Data items
__________
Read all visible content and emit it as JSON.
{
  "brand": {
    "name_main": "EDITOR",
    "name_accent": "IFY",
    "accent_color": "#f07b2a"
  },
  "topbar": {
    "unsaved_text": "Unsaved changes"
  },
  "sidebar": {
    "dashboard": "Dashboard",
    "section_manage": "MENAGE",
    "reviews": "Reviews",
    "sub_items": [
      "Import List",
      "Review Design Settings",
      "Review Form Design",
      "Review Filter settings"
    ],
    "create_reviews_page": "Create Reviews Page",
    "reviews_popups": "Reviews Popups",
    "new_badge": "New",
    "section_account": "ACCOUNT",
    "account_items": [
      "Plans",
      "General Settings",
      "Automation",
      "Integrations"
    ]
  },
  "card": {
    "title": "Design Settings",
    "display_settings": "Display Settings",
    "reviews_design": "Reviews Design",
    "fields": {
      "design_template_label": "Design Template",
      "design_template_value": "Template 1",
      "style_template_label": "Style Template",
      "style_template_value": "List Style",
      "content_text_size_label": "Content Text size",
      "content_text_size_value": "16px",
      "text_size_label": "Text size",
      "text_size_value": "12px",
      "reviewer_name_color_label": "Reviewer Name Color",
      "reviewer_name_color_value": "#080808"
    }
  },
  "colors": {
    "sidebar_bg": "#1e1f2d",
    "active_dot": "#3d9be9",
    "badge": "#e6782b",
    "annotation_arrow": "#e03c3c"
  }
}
__________
▸ What is needed: Transcribe every entry exactly.

▸ Task output:
Read all visible content and emit it as JSON.
{
  "brand": {
    "name_main": "EDITOR",
    "name_accent": "IFY",
    "accent_color": "#f07b2a"
  },
  "topbar": {
    "unsaved_text": "Unsaved changes"
  },
  "sidebar": {
    "dashboard": "Dashboard",
    "section_manage": "MENAGE",
    "reviews": "Reviews",
    "sub_items": [
      "Import List",
      "Review Design Settings",
      "Review Form Design",
      "Review Filter settings"
    ],
    "create_reviews_page": "Create Reviews Page",
    "reviews_popups": "Reviews Popups",
    "new_badge": "New",
    "section_account": "ACCOUNT",
    "account_items": [
      "Plans",
      "General Settings",
      "Automation",
      "Integrations"
    ]
  },
  "card": {
    "title": "Design Settings",
    "display_settings": "Display Settings",
    "reviews_design": "Reviews Design",
    "fields": {
      "design_template_label": "Design Template",
      "design_template_value": "Template 1",
      "style_template_label": "Style Template",
      "style_template_value": "List Style",
      "content_text_size_label": "Content Text size",
      "content_text_size_value": "16px",
      "text_size_label": "Text size",
      "text_size_value": "12px",
      "reviewer_name_color_label": "Reviewer Name Color",
      "reviewer_name_color_value": "#080808"
    }
  },
  "colors": {
    "sidebar_bg": "#1e1f2d",
    "active_dot": "#3d9be9",
    "badge": "#e6782b",
    "annotation_arrow": "#e03c3c"
  }
}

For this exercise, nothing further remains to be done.